What the task requires = Check each line of the entries below for the string "Model"; copy every line where it appears.

Dataset extract =
<<<<
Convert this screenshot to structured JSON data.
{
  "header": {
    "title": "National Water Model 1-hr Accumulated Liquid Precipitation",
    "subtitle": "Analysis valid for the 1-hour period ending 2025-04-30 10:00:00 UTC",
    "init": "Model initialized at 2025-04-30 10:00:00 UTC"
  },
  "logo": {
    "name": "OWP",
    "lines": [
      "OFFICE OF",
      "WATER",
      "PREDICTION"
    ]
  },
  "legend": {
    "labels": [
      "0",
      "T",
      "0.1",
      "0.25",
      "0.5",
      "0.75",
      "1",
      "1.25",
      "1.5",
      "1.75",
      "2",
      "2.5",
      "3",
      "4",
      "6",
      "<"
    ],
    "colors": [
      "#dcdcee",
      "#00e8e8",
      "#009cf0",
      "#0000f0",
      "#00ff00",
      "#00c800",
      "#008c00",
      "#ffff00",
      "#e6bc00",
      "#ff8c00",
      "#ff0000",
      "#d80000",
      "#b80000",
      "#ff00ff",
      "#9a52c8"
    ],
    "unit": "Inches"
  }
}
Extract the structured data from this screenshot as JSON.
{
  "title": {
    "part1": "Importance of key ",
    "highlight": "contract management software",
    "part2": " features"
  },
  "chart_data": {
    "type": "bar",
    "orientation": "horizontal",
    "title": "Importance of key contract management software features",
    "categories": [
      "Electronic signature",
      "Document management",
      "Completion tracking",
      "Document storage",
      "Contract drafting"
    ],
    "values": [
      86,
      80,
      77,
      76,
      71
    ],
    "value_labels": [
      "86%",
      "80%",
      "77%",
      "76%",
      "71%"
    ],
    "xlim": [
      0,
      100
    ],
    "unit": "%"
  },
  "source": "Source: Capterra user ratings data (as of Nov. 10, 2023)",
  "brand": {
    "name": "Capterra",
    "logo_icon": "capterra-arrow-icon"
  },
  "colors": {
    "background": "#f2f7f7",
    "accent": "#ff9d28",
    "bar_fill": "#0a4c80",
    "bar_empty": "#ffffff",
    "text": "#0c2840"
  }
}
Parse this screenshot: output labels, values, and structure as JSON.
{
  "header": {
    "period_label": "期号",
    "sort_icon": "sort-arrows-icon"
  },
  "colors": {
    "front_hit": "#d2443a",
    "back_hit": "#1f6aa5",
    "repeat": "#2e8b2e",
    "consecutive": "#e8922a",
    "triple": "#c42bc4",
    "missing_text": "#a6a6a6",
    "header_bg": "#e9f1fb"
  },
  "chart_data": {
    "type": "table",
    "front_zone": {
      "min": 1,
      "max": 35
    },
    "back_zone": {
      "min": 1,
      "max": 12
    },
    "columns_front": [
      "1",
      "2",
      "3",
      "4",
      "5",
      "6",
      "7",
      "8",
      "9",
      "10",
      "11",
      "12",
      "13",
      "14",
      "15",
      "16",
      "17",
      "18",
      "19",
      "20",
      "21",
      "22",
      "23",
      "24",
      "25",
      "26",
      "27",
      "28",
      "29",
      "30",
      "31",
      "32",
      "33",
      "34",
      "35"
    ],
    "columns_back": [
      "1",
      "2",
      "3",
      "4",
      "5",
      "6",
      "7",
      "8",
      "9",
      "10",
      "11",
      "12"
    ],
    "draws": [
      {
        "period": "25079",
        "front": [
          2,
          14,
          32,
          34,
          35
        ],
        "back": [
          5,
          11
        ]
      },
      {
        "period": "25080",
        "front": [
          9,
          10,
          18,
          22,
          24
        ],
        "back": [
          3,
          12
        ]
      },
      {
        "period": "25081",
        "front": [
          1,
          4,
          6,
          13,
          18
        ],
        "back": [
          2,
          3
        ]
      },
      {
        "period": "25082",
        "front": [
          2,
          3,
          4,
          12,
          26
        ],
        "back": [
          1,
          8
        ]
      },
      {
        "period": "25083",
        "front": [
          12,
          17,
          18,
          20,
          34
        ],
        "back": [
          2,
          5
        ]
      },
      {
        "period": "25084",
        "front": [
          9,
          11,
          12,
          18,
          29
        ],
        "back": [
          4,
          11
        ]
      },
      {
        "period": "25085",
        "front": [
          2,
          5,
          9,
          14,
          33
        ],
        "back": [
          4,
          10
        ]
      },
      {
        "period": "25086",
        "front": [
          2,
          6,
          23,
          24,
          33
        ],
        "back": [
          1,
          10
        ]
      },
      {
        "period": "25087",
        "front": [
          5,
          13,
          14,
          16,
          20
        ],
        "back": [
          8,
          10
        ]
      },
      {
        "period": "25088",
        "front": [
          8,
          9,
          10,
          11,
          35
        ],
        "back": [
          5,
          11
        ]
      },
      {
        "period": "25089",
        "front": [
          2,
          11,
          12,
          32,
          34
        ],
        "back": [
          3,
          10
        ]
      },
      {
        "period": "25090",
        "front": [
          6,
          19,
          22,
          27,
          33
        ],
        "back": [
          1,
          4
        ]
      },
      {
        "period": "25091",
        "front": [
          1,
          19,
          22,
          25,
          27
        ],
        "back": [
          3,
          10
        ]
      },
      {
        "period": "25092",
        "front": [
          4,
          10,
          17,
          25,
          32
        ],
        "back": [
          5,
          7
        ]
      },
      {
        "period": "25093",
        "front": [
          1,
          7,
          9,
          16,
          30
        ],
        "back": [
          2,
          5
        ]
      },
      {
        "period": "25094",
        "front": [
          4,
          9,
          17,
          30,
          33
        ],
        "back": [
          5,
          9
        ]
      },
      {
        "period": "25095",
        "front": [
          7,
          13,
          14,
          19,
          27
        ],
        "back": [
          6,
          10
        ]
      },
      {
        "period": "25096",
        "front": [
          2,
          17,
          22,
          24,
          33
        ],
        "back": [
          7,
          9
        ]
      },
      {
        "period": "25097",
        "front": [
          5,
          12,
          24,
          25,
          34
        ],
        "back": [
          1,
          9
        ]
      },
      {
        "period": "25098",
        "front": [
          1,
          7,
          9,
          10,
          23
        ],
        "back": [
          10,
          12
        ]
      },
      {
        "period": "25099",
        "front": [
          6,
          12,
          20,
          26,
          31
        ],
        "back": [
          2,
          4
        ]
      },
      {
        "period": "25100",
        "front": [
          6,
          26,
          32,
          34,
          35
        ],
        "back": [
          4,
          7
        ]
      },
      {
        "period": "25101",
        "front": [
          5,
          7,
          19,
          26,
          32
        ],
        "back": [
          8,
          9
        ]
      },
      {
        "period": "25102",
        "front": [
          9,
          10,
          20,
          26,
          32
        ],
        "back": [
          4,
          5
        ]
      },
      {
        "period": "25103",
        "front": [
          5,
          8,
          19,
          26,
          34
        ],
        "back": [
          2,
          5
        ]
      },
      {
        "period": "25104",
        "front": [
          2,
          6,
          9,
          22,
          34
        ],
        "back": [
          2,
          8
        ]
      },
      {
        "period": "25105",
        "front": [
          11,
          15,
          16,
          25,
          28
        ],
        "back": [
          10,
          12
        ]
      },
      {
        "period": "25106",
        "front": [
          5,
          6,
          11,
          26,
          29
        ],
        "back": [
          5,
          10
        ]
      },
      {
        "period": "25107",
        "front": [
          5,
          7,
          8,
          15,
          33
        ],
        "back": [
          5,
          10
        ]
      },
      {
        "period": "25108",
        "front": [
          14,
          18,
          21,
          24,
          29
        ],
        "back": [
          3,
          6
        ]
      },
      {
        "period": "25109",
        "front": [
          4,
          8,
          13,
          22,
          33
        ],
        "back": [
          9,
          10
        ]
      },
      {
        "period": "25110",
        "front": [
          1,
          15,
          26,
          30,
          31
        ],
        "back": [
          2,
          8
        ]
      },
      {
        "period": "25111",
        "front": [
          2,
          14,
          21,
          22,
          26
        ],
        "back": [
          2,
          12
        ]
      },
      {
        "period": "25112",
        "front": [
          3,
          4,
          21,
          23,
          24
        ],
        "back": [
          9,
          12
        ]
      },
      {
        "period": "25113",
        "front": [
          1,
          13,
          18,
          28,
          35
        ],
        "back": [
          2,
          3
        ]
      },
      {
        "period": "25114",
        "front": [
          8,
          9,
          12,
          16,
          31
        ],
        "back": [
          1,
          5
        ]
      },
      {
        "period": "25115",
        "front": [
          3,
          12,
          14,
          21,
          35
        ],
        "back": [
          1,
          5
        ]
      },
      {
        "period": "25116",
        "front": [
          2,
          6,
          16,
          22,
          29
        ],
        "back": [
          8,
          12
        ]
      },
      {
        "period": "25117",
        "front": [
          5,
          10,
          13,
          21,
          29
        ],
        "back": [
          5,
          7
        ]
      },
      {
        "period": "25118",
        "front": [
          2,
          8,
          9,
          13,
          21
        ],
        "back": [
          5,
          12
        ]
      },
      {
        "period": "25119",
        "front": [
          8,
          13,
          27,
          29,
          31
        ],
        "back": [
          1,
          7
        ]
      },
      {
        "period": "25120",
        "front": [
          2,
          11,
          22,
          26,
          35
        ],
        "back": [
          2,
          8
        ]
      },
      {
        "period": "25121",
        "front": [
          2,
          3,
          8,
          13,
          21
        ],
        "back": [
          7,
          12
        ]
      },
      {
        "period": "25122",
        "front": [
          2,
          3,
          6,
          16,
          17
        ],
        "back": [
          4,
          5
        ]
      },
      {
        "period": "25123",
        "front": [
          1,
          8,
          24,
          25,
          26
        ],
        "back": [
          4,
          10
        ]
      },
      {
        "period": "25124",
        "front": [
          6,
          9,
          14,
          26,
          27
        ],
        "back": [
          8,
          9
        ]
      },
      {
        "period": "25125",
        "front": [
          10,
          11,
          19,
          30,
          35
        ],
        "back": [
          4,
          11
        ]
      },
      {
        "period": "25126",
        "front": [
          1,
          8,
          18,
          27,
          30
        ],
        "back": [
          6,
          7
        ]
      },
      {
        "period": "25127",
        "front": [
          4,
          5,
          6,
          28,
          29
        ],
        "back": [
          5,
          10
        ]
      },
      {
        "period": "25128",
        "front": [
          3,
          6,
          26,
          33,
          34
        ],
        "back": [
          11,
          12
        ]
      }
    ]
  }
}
>>>>
Final result =
    "title": "National Water Model 1-hr Accumulated Liquid Precipitation",
    "init": "Model initialized at 2025-04-30 10:00:00 UTC"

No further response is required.